Written instruction:
Below are some records; give them all again exactly, but not the pictures.

>> start

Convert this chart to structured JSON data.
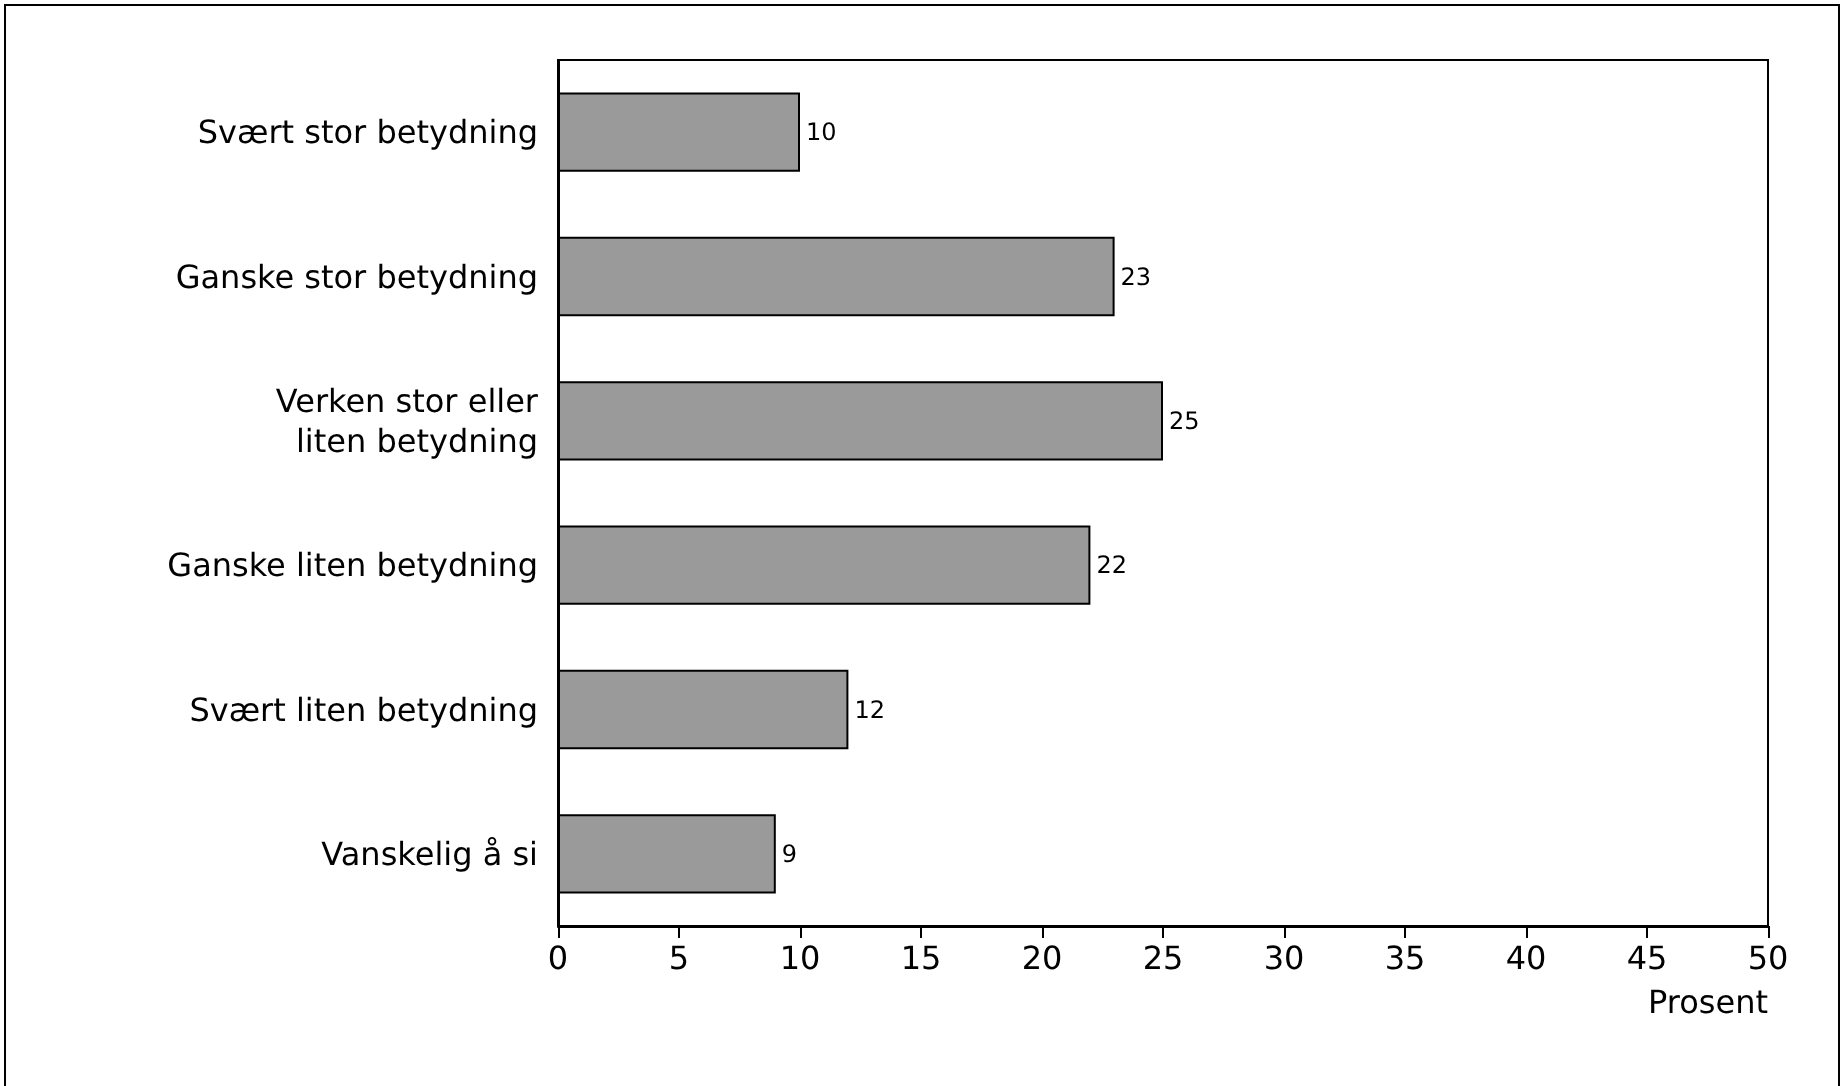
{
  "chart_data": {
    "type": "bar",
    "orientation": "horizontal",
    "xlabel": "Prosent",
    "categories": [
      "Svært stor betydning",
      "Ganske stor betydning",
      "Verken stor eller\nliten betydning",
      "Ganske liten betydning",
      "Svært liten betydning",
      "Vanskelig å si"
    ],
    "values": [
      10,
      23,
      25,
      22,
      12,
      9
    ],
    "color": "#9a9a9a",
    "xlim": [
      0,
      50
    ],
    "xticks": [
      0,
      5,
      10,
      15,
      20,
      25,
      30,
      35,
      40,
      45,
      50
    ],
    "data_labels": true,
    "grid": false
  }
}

>> end

Result:
Convert this chart to structured JSON data.
{
  "chart_data": {
    "type": "bar",
    "orientation": "horizontal",
    "xlabel": "Prosent",
    "categories": [
      "Svært stor betydning",
      "Ganske stor betydning",
      "Verken stor eller\nliten betydning",
      "Ganske liten betydning",
      "Svært liten betydning",
      "Vanskelig å si"
    ],
    "values": [
      10,
      23,
      25,
      22,
      12,
      9
    ],
    "color": "#9a9a9a",
    "xlim": [
      0,
      50
    ],
    "xticks": [
      0,
      5,
      10,
      15,
      20,
      25,
      30,
      35,
      40,
      45,
      50
    ],
    "data_labels": true,
    "grid": false
  }
}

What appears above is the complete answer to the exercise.